■ EXERCISE ■
Reproduce every entry below precisely; do not include the pictures.

(Some records)
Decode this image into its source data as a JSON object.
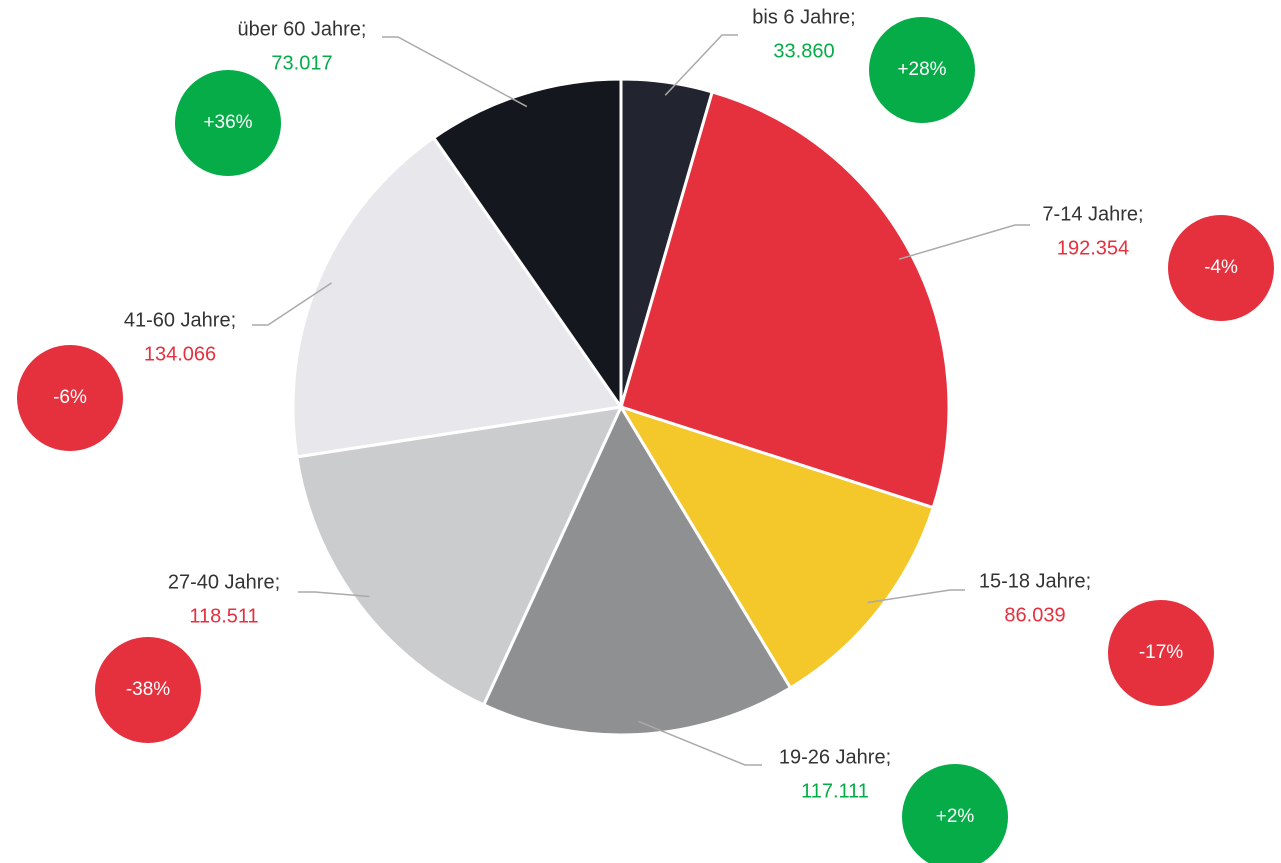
{
  "chart_data": {
    "type": "pie",
    "categories": [
      "bis 6 Jahre;",
      "7-14 Jahre;",
      "15-18 Jahre;",
      "19-26 Jahre;",
      "27-40 Jahre;",
      "41-60 Jahre;",
      "über 60 Jahre;"
    ],
    "values": [
      33860,
      192354,
      86039,
      117111,
      118511,
      134066,
      73017
    ],
    "value_labels": [
      "33.860",
      "192.354",
      "86.039",
      "117.111",
      "118.511",
      "134.066",
      "73.017"
    ],
    "colors": [
      "#22252f",
      "#e5303e",
      "#f4c72a",
      "#8f9091",
      "#cbcccd",
      "#e8e8ec",
      "#15171e"
    ],
    "changes": [
      28,
      -4,
      -17,
      2,
      -38,
      -6,
      36
    ],
    "change_labels": [
      "+28%",
      "-4%",
      "-17%",
      "+2%",
      "-38%",
      "-6%",
      "+36%"
    ],
    "positive_color": "#05ac47",
    "negative_color": "#e5303e"
  }
}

■ FULL ANSWER ■
Decode this image into its source data as a JSON object.
{
  "chart_data": {
    "type": "pie",
    "categories": [
      "bis 6 Jahre;",
      "7-14 Jahre;",
      "15-18 Jahre;",
      "19-26 Jahre;",
      "27-40 Jahre;",
      "41-60 Jahre;",
      "über 60 Jahre;"
    ],
    "values": [
      33860,
      192354,
      86039,
      117111,
      118511,
      134066,
      73017
    ],
    "value_labels": [
      "33.860",
      "192.354",
      "86.039",
      "117.111",
      "118.511",
      "134.066",
      "73.017"
    ],
    "colors": [
      "#22252f",
      "#e5303e",
      "#f4c72a",
      "#8f9091",
      "#cbcccd",
      "#e8e8ec",
      "#15171e"
    ],
    "changes": [
      28,
      -4,
      -17,
      2,
      -38,
      -6,
      36
    ],
    "change_labels": [
      "+28%",
      "-4%",
      "-17%",
      "+2%",
      "-38%",
      "-6%",
      "+36%"
    ],
    "positive_color": "#05ac47",
    "negative_color": "#e5303e"
  }
}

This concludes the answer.